• _Written request_
Tally the lines holding "euros" and state only that figure.

►

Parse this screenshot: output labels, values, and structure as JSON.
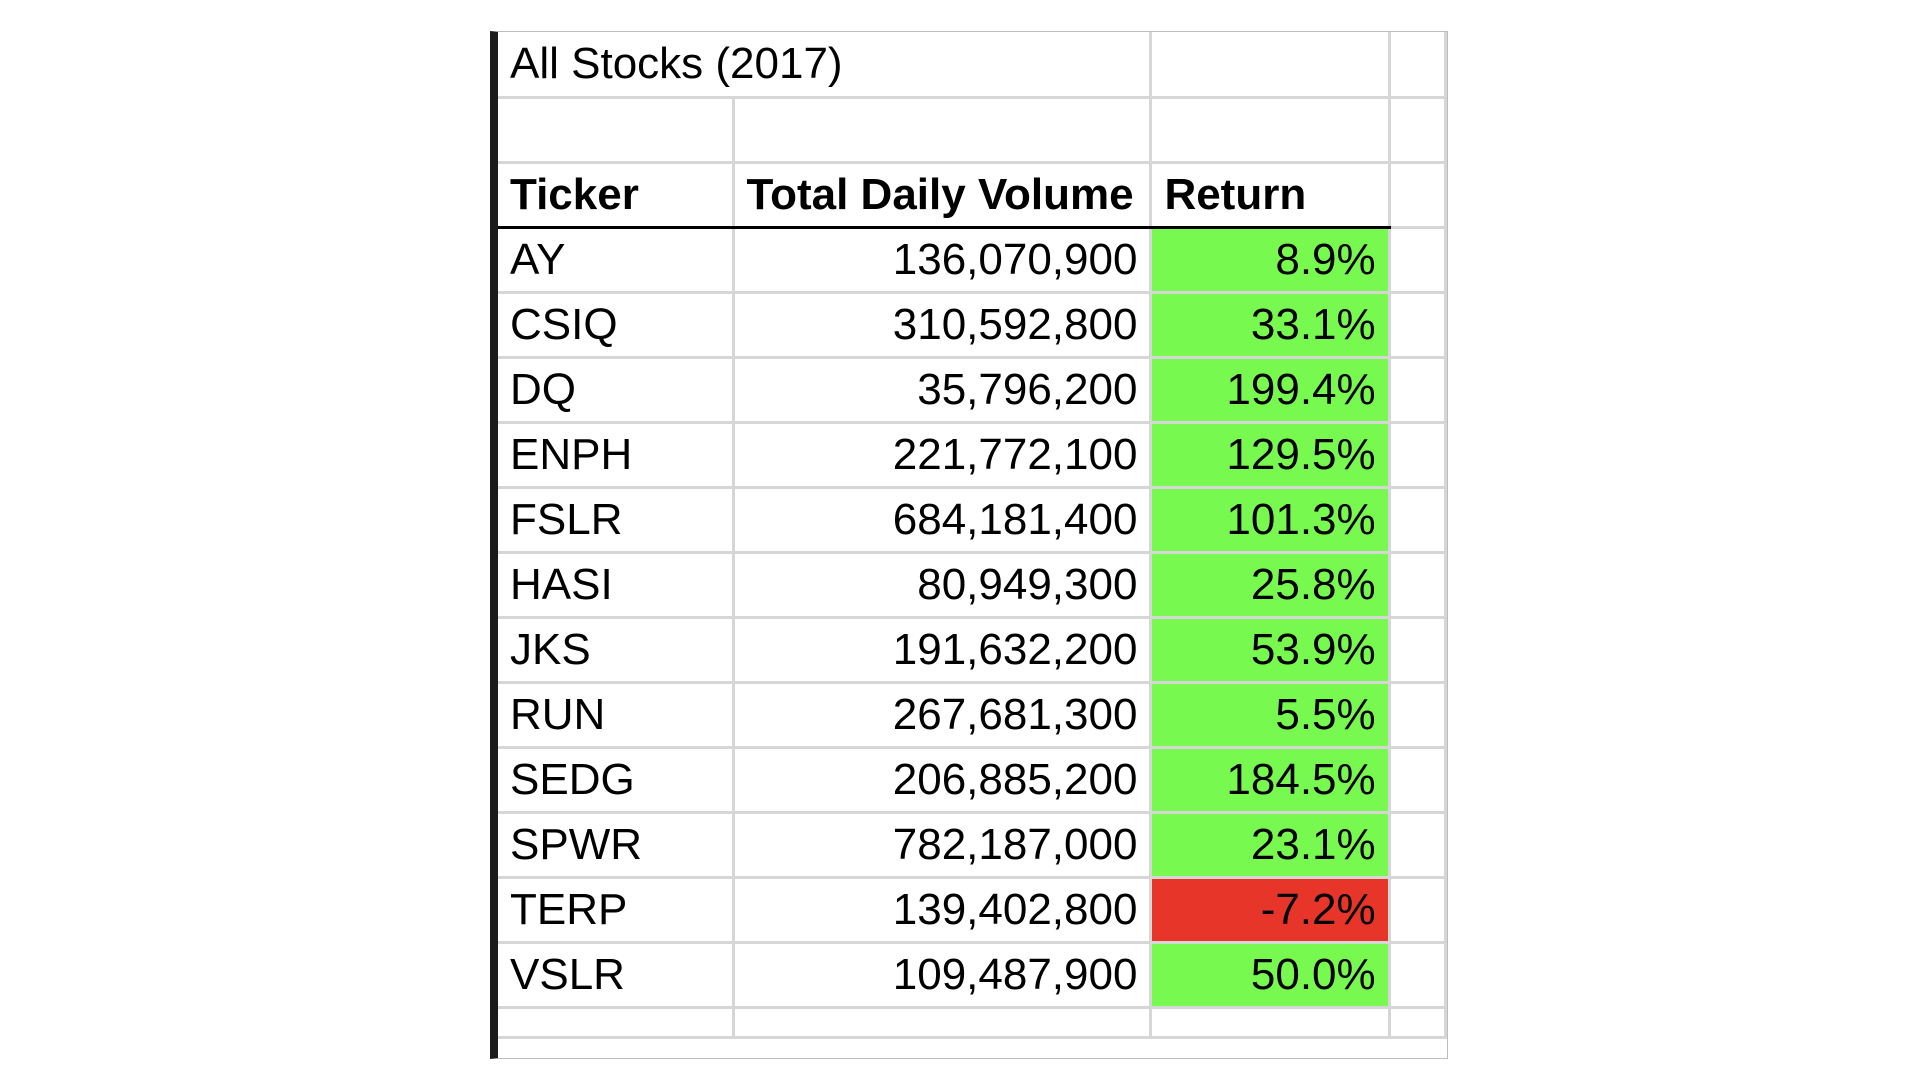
{
  "sheet": {
    "title": "All Stocks (2017)",
    "headers": {
      "ticker": "Ticker",
      "volume": "Total Daily Volume",
      "return": "Return"
    },
    "rows": [
      {
        "ticker": "AY",
        "volume": "136,070,900",
        "return": "8.9%"
      },
      {
        "ticker": "CSIQ",
        "volume": "310,592,800",
        "return": "33.1%"
      },
      {
        "ticker": "DQ",
        "volume": "35,796,200",
        "return": "199.4%"
      },
      {
        "ticker": "ENPH",
        "volume": "221,772,100",
        "return": "129.5%"
      },
      {
        "ticker": "FSLR",
        "volume": "684,181,400",
        "return": "101.3%"
      },
      {
        "ticker": "HASI",
        "volume": "80,949,300",
        "return": "25.8%"
      },
      {
        "ticker": "JKS",
        "volume": "191,632,200",
        "return": "53.9%"
      },
      {
        "ticker": "RUN",
        "volume": "267,681,300",
        "return": "5.5%"
      },
      {
        "ticker": "SEDG",
        "volume": "206,885,200",
        "return": "184.5%"
      },
      {
        "ticker": "SPWR",
        "volume": "782,187,000",
        "return": "23.1%"
      },
      {
        "ticker": "TERP",
        "volume": "139,402,800",
        "return": "-7.2%"
      },
      {
        "ticker": "VSLR",
        "volume": "109,487,900",
        "return": "50.0%"
      }
    ],
    "colors": {
      "positive_return": "#78f94f",
      "negative_return": "#e8352a",
      "gridline": "#d6d6d6",
      "left_border": "#1a1a1a"
    }
  }
}
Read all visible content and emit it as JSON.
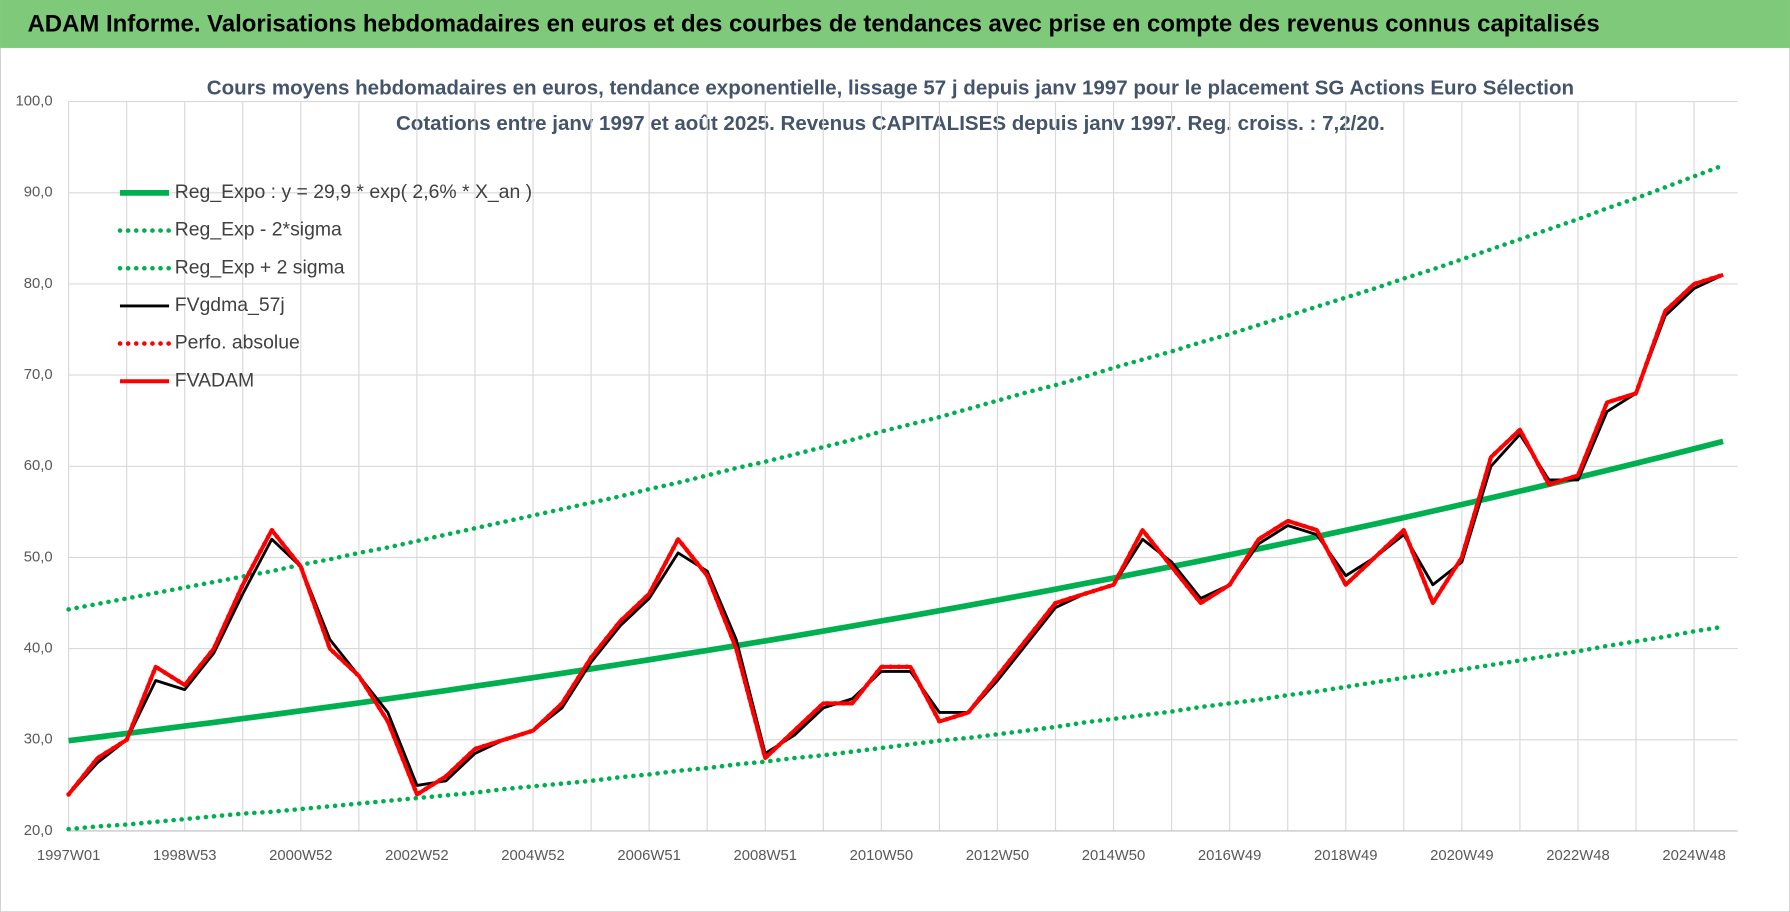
{
  "header": {
    "title": "ADAM Informe. Valorisations hebdomadaires en euros et des courbes de tendances avec prise en compte des revenus connus capitalisés"
  },
  "chart_data": {
    "type": "line",
    "title": "Cours moyens hebdomadaires en euros, tendance exponentielle, lissage 57 j depuis janv 1997 pour le placement SG Actions Euro Sélection",
    "subtitle": "Cotations entre janv 1997 et août 2025.  Revenus CAPITALISES depuis janv 1997. Reg. croiss. : 7,2/20.",
    "categories": [
      "1997W01",
      null,
      null,
      null,
      "1998W53",
      null,
      null,
      null,
      "2000W52",
      null,
      null,
      null,
      "2002W52",
      null,
      null,
      null,
      "2004W52",
      null,
      null,
      null,
      "2006W51",
      null,
      null,
      null,
      "2008W51",
      null,
      null,
      null,
      "2010W50",
      null,
      null,
      null,
      "2012W50",
      null,
      null,
      null,
      "2014W50",
      null,
      null,
      null,
      "2016W49",
      null,
      null,
      null,
      "2018W49",
      null,
      null,
      null,
      "2020W49",
      null,
      null,
      null,
      "2022W48",
      null,
      null,
      null,
      "2024W48",
      null
    ],
    "ylim": [
      20,
      100
    ],
    "yticks": [
      {
        "value": 20,
        "label": "20,0"
      },
      {
        "value": 30,
        "label": "30,0"
      },
      {
        "value": 40,
        "label": "40,0"
      },
      {
        "value": 50,
        "label": "50,0"
      },
      {
        "value": 60,
        "label": "60,0"
      },
      {
        "value": 70,
        "label": "70,0"
      },
      {
        "value": 80,
        "label": "80,0"
      },
      {
        "value": 90,
        "label": "90,0"
      },
      {
        "value": 100,
        "label": "100,0"
      }
    ],
    "grid": true,
    "legend": "top-left",
    "series": [
      {
        "name": "Reg_Expo : y = 29,9 * exp( 2,6% *  X_an )",
        "color": "#00b050",
        "style": "solid",
        "values": [
          29.9,
          30.29,
          30.69,
          31.09,
          31.5,
          31.91,
          32.33,
          32.75,
          33.18,
          33.61,
          34.05,
          34.5,
          34.95,
          35.4,
          35.87,
          36.34,
          36.81,
          37.29,
          37.78,
          38.28,
          38.78,
          39.29,
          39.8,
          40.32,
          40.85,
          41.38,
          41.92,
          42.47,
          43.03,
          43.59,
          44.16,
          44.74,
          45.33,
          45.92,
          46.52,
          47.13,
          47.74,
          48.37,
          49.0,
          49.64,
          50.29,
          50.95,
          51.62,
          52.29,
          52.98,
          53.67,
          54.37,
          55.08,
          55.8,
          56.53,
          57.27,
          58.02,
          58.78,
          59.55,
          60.33,
          61.12,
          61.92,
          62.73
        ]
      },
      {
        "name": "Reg_Exp - 2*sigma",
        "color": "#00b050",
        "style": "dotted",
        "values": [
          20.2,
          20.5,
          20.7,
          21.0,
          21.3,
          21.6,
          21.9,
          22.1,
          22.4,
          22.7,
          23.0,
          23.3,
          23.6,
          23.9,
          24.2,
          24.6,
          24.9,
          25.2,
          25.5,
          25.9,
          26.2,
          26.6,
          26.9,
          27.3,
          27.6,
          28.0,
          28.3,
          28.7,
          29.1,
          29.5,
          29.9,
          30.2,
          30.6,
          31.0,
          31.4,
          31.9,
          32.3,
          32.7,
          33.1,
          33.6,
          34.0,
          34.4,
          34.9,
          35.3,
          35.8,
          36.3,
          36.8,
          37.2,
          37.7,
          38.2,
          38.7,
          39.2,
          39.7,
          40.3,
          40.8,
          41.3,
          41.9,
          42.4
        ]
      },
      {
        "name": "Reg_Exp + 2 sigma",
        "color": "#00b050",
        "style": "dotted",
        "values": [
          44.3,
          44.9,
          45.5,
          46.1,
          46.7,
          47.3,
          47.9,
          48.5,
          49.2,
          49.8,
          50.5,
          51.1,
          51.8,
          52.5,
          53.2,
          53.9,
          54.6,
          55.3,
          56.0,
          56.7,
          57.5,
          58.2,
          59.0,
          59.8,
          60.5,
          61.3,
          62.1,
          62.9,
          63.8,
          64.6,
          65.4,
          66.3,
          67.2,
          68.1,
          68.9,
          69.8,
          70.8,
          71.7,
          72.6,
          73.6,
          74.5,
          75.5,
          76.5,
          77.5,
          78.5,
          79.5,
          80.6,
          81.6,
          82.7,
          83.8,
          84.9,
          86.0,
          87.1,
          88.3,
          89.4,
          90.6,
          91.8,
          93.0
        ]
      },
      {
        "name": "FVgdma_57j",
        "color": "#000000",
        "style": "solid",
        "values": [
          24,
          27.5,
          30,
          36.5,
          35.5,
          39.5,
          46,
          52,
          49,
          41,
          37,
          33,
          25,
          25.5,
          28.5,
          30,
          31,
          33.5,
          38.5,
          42.5,
          45.5,
          50.5,
          48.5,
          41,
          28.5,
          30.5,
          33.5,
          34.5,
          37.5,
          37.5,
          33,
          33,
          36.5,
          40.5,
          44.5,
          46,
          47,
          52,
          49.5,
          45.5,
          47,
          51.5,
          53.5,
          52.5,
          48,
          50,
          52.5,
          47,
          49.5,
          60,
          63.5,
          58.5,
          58.5,
          66,
          68,
          76.5,
          79.5,
          81
        ]
      },
      {
        "name": "Perfo. absolue",
        "color": "#ff0000",
        "style": "dotted",
        "values": [
          24,
          28,
          30,
          38,
          36,
          40,
          47,
          53,
          49,
          40,
          37,
          32,
          24,
          26,
          29,
          30,
          31,
          34,
          39,
          43,
          46,
          52,
          48,
          40,
          28,
          31,
          34,
          34,
          38,
          38,
          32,
          33,
          37,
          41,
          45,
          46,
          47,
          53,
          49,
          45,
          47,
          52,
          54,
          53,
          47,
          50,
          53,
          45,
          50,
          61,
          64,
          58,
          59,
          67,
          68,
          77,
          80,
          81
        ]
      },
      {
        "name": "FVADAM",
        "color": "#ff0000",
        "style": "solid",
        "values": [
          24,
          28,
          30,
          38,
          36,
          40,
          47,
          53,
          49,
          40,
          37,
          32,
          24,
          26,
          29,
          30,
          31,
          34,
          39,
          43,
          46,
          52,
          48,
          40,
          28,
          31,
          34,
          34,
          38,
          38,
          32,
          33,
          37,
          41,
          45,
          46,
          47,
          53,
          49,
          45,
          47,
          52,
          54,
          53,
          47,
          50,
          53,
          45,
          50,
          61,
          64,
          58,
          59,
          67,
          68,
          77,
          80,
          81
        ]
      }
    ]
  }
}
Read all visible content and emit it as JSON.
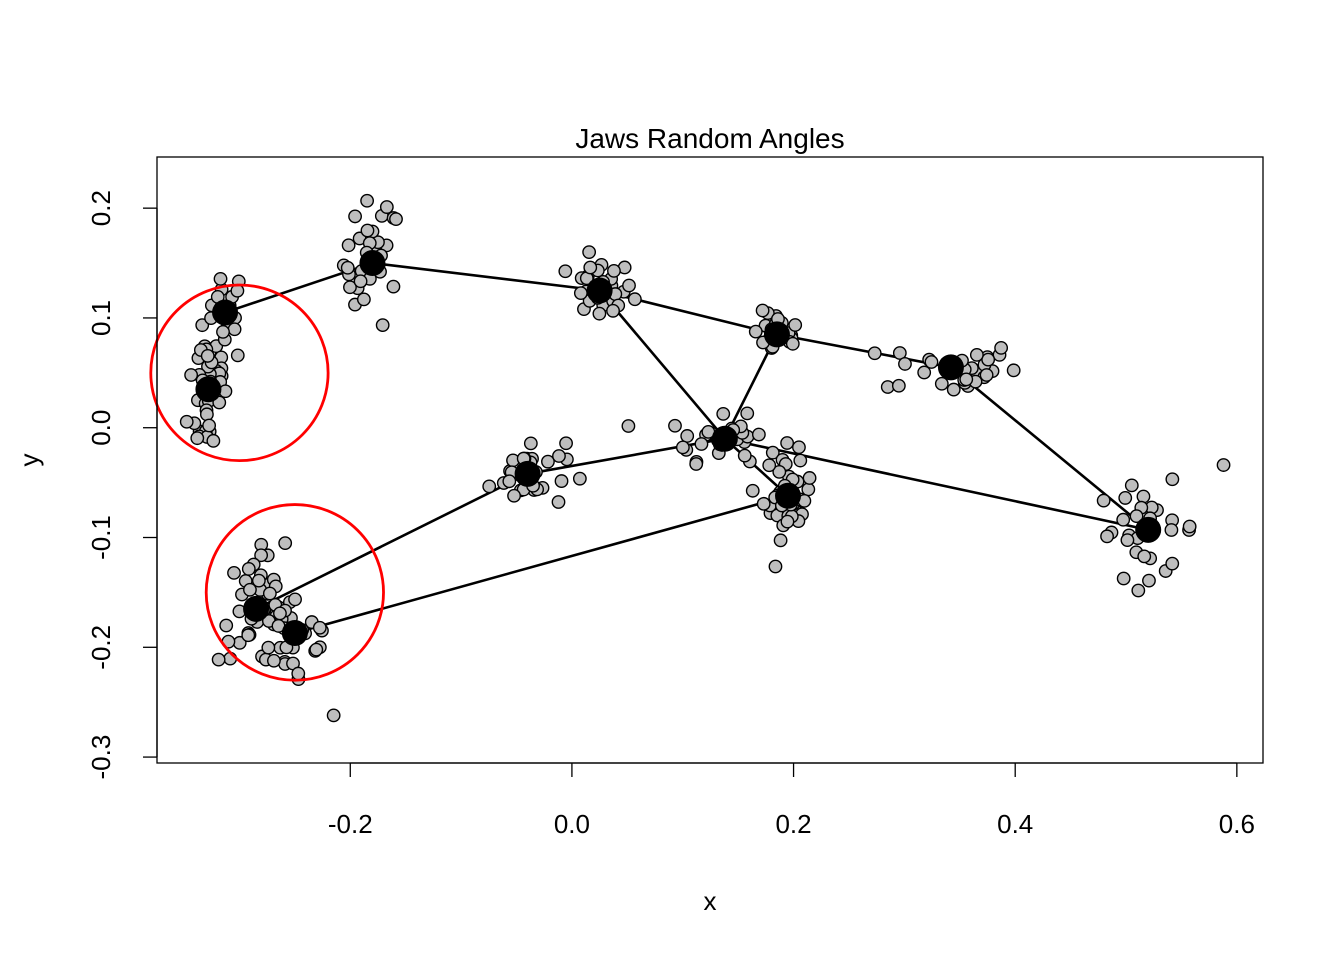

◄

• _The completed task_
2